'''

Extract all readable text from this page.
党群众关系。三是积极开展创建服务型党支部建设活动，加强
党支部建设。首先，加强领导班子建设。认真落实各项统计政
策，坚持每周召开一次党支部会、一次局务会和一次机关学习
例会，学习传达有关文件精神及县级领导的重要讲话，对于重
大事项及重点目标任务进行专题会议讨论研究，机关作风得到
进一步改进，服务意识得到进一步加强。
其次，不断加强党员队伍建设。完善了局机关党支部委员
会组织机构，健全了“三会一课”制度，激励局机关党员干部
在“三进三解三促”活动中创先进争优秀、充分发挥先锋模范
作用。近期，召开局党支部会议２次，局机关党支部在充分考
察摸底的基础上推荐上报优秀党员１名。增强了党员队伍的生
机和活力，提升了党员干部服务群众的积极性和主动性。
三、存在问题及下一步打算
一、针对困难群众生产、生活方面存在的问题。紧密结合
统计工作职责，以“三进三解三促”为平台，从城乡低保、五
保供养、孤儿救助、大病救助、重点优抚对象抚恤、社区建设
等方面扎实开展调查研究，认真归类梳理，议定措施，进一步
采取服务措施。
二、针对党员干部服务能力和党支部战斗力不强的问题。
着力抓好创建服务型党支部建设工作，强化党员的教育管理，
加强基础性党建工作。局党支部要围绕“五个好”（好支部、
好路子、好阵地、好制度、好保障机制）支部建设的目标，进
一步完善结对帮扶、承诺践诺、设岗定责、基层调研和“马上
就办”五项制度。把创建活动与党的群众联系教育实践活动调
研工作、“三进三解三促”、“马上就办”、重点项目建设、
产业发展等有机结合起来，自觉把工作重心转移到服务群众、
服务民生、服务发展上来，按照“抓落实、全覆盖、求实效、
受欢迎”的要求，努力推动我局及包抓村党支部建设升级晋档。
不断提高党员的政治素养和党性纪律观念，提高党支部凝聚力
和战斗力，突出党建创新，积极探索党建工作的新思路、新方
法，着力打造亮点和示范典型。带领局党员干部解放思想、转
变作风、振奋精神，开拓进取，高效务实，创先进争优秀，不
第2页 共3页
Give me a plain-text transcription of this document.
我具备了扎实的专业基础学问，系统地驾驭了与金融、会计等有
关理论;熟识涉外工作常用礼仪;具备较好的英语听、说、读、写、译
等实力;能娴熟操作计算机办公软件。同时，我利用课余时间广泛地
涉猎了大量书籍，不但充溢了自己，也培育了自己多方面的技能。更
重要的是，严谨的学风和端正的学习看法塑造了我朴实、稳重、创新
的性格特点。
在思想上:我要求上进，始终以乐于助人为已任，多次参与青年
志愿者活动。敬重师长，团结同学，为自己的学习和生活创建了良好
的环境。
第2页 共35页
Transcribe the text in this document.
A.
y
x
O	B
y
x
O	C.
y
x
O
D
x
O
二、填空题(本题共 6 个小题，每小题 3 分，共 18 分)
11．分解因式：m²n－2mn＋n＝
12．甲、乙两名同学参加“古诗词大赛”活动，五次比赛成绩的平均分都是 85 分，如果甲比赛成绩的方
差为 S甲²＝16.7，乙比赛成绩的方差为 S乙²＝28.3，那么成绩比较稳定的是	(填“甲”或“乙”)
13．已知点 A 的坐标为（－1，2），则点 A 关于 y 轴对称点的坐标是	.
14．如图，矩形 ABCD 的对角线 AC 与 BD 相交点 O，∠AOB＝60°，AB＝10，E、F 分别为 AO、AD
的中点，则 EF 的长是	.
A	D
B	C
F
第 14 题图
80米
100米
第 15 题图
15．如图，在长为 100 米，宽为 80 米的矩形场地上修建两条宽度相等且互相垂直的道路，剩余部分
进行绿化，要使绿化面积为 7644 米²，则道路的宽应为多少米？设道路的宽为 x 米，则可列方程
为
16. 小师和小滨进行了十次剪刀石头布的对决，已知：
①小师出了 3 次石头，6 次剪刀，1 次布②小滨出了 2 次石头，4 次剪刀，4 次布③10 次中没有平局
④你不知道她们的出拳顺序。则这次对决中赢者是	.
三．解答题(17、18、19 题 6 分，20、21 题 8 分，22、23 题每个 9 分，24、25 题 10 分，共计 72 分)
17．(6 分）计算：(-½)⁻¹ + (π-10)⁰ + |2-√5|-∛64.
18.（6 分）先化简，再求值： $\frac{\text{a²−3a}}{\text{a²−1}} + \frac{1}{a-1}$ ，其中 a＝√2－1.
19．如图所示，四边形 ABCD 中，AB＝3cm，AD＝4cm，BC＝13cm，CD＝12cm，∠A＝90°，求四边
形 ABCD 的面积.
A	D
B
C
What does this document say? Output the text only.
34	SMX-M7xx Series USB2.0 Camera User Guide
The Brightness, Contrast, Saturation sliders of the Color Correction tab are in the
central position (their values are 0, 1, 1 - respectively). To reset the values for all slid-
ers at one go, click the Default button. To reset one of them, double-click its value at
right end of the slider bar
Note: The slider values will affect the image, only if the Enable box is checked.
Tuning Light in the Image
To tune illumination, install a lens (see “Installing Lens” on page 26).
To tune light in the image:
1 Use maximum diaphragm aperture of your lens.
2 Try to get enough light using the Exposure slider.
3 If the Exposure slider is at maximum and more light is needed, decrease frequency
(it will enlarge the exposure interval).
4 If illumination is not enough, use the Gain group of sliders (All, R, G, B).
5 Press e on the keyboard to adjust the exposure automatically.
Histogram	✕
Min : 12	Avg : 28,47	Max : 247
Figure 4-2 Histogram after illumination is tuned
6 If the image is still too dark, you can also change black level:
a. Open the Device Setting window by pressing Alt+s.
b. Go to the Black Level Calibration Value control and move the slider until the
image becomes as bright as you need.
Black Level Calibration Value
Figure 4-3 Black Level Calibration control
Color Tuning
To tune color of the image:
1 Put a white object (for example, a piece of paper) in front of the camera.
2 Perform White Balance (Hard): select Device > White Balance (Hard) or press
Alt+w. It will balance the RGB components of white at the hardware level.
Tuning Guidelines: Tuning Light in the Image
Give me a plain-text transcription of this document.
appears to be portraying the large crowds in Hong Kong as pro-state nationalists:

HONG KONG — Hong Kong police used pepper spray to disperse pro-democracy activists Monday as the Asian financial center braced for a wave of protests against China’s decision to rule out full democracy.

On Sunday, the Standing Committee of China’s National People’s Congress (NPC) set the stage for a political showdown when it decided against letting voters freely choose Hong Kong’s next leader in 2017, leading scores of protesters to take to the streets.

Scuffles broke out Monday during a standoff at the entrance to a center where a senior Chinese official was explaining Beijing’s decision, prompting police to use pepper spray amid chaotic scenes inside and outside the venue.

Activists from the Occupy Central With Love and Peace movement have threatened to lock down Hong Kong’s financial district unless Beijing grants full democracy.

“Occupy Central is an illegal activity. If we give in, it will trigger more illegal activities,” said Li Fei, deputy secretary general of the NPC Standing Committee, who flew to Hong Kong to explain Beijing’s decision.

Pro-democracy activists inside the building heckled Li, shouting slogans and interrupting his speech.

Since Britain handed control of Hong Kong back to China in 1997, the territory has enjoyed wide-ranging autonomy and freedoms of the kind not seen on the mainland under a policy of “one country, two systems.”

'''

■ INSTRUCTIONS FOR THE TASK
Repeat each record exactly. Omit nothing.

■ REPLY
Extract all readable text from this page.
党群众关系。三是积极开展创建服务型党支部建设活动，加强
党支部建设。首先，加强领导班子建设。认真落实各项统计政
策，坚持每周召开一次党支部会、一次局务会和一次机关学习
例会，学习传达有关文件精神及县级领导的重要讲话，对于重
大事项及重点目标任务进行专题会议讨论研究，机关作风得到
进一步改进，服务意识得到进一步加强。
其次，不断加强党员队伍建设。完善了局机关党支部委员
会组织机构，健全了“三会一课”制度，激励局机关党员干部
在“三进三解三促”活动中创先进争优秀、充分发挥先锋模范
作用。近期，召开局党支部会议２次，局机关党支部在充分考
察摸底的基础上推荐上报优秀党员１名。增强了党员队伍的生
机和活力，提升了党员干部服务群众的积极性和主动性。
三、存在问题及下一步打算
一、针对困难群众生产、生活方面存在的问题。紧密结合
统计工作职责，以“三进三解三促”为平台，从城乡低保、五
保供养、孤儿救助、大病救助、重点优抚对象抚恤、社区建设
等方面扎实开展调查研究，认真归类梳理，议定措施，进一步
采取服务措施。
二、针对党员干部服务能力和党支部战斗力不强的问题。
着力抓好创建服务型党支部建设工作，强化党员的教育管理，
加强基础性党建工作。局党支部要围绕“五个好”（好支部、
好路子、好阵地、好制度、好保障机制）支部建设的目标，进
一步完善结对帮扶、承诺践诺、设岗定责、基层调研和“马上
就办”五项制度。把创建活动与党的群众联系教育实践活动调
研工作、“三进三解三促”、“马上就办”、重点项目建设、
产业发展等有机结合起来，自觉把工作重心转移到服务群众、
服务民生、服务发展上来，按照“抓落实、全覆盖、求实效、
受欢迎”的要求，努力推动我局及包抓村党支部建设升级晋档。
不断提高党员的政治素养和党性纪律观念，提高党支部凝聚力
和战斗力，突出党建创新，积极探索党建工作的新思路、新方
法，着力打造亮点和示范典型。带领局党员干部解放思想、转
变作风、振奋精神，开拓进取，高效务实，创先进争优秀，不
第2页 共3页
Give me a plain-text transcription of this document.
我具备了扎实的专业基础学问，系统地驾驭了与金融、会计等有
关理论;熟识涉外工作常用礼仪;具备较好的英语听、说、读、写、译
等实力;能娴熟操作计算机办公软件。同时，我利用课余时间广泛地
涉猎了大量书籍，不但充溢了自己，也培育了自己多方面的技能。更
重要的是，严谨的学风和端正的学习看法塑造了我朴实、稳重、创新
的性格特点。
在思想上:我要求上进，始终以乐于助人为已任，多次参与青年
志愿者活动。敬重师长，团结同学，为自己的学习和生活创建了良好
的环境。
第2页 共35页
Transcribe the text in this document.
A.
y
x
O	B
y
x
O	C.
y
x
O
D
x
O
二、填空题(本题共 6 个小题，每小题 3 分，共 18 分)
11．分解因式：m²n－2mn＋n＝
12．甲、乙两名同学参加“古诗词大赛”活动，五次比赛成绩的平均分都是 85 分，如果甲比赛成绩的方
差为 S甲²＝16.7，乙比赛成绩的方差为 S乙²＝28.3，那么成绩比较稳定的是	(填“甲”或“乙”)
13．已知点 A 的坐标为（－1，2），则点 A 关于 y 轴对称点的坐标是	.
14．如图，矩形 ABCD 的对角线 AC 与 BD 相交点 O，∠AOB＝60°，AB＝10，E、F 分别为 AO、AD
的中点，则 EF 的长是	.
A	D
B	C
F
第 14 题图
80米
100米
第 15 题图
15．如图，在长为 100 米，宽为 80 米的矩形场地上修建两条宽度相等且互相垂直的道路，剩余部分
进行绿化，要使绿化面积为 7644 米²，则道路的宽应为多少米？设道路的宽为 x 米，则可列方程
为
16. 小师和小滨进行了十次剪刀石头布的对决，已知：
①小师出了 3 次石头，6 次剪刀，1 次布②小滨出了 2 次石头，4 次剪刀，4 次布③10 次中没有平局
④你不知道她们的出拳顺序。则这次对决中赢者是	.
三．解答题(17、18、19 题 6 分，20、21 题 8 分，22、23 题每个 9 分，24、25 题 10 分，共计 72 分)
17．(6 分）计算：(-½)⁻¹ + (π-10)⁰ + |2-√5|-∛64.
18.（6 分）先化简，再求值： $\frac{\text{a²−3a}}{\text{a²−1}} + \frac{1}{a-1}$ ，其中 a＝√2－1.
19．如图所示，四边形 ABCD 中，AB＝3cm，AD＝4cm，BC＝13cm，CD＝12cm，∠A＝90°，求四边
形 ABCD 的面积.
A	D
B
C
What does this document say? Output the text only.
34	SMX-M7xx Series USB2.0 Camera User Guide
The Brightness, Contrast, Saturation sliders of the Color Correction tab are in the
central position (their values are 0, 1, 1 - respectively). To reset the values for all slid-
ers at one go, click the Default button. To reset one of them, double-click its value at
right end of the slider bar
Note: The slider values will affect the image, only if the Enable box is checked.
Tuning Light in the Image
To tune illumination, install a lens (see “Installing Lens” on page 26).
To tune light in the image:
1 Use maximum diaphragm aperture of your lens.
2 Try to get enough light using the Exposure slider.
3 If the Exposure slider is at maximum and more light is needed, decrease frequency
(it will enlarge the exposure interval).
4 If illumination is not enough, use the Gain group of sliders (All, R, G, B).
5 Press e on the keyboard to adjust the exposure automatically.
Histogram	✕
Min : 12	Avg : 28,47	Max : 247
Figure 4-2 Histogram after illumination is tuned
6 If the image is still too dark, you can also change black level:
a. Open the Device Setting window by pressing Alt+s.
b. Go to the Black Level Calibration Value control and move the slider until the
image becomes as bright as you need.
Black Level Calibration Value
Figure 4-3 Black Level Calibration control
Color Tuning
To tune color of the image:
1 Put a white object (for example, a piece of paper) in front of the camera.
2 Perform White Balance (Hard): select Device > White Balance (Hard) or press
Alt+w. It will balance the RGB components of white at the hardware level.
Tuning Guidelines: Tuning Light in the Image
Give me a plain-text transcription of this document.
appears to be portraying the large crowds in Hong Kong as pro-state nationalists:

HONG KONG — Hong Kong police used pepper spray to disperse pro-democracy activists Monday as the Asian financial center braced for a wave of protests against China’s decision to rule out full democracy.

On Sunday, the Standing Committee of China’s National People’s Congress (NPC) set the stage for a political showdown when it decided against letting voters freely choose Hong Kong’s next leader in 2017, leading scores of protesters to take to the streets.

Scuffles broke out Monday during a standoff at the entrance to a center where a senior Chinese official was explaining Beijing’s decision, prompting police to use pepper spray amid chaotic scenes inside and outside the venue.

Activists from the Occupy Central With Love and Peace movement have threatened to lock down Hong Kong’s financial district unless Beijing grants full democracy.

“Occupy Central is an illegal activity. If we give in, it will trigger more illegal activities,” said Li Fei, deputy secretary general of the NPC Standing Committee, who flew to Hong Kong to explain Beijing’s decision.

Pro-democracy activists inside the building heckled Li, shouting slogans and interrupting his speech.

Since Britain handed control of Hong Kong back to China in 1997, the territory has enjoyed wide-ranging autonomy and freedoms of the kind not seen on the mainland under a policy of “one country, two systems.”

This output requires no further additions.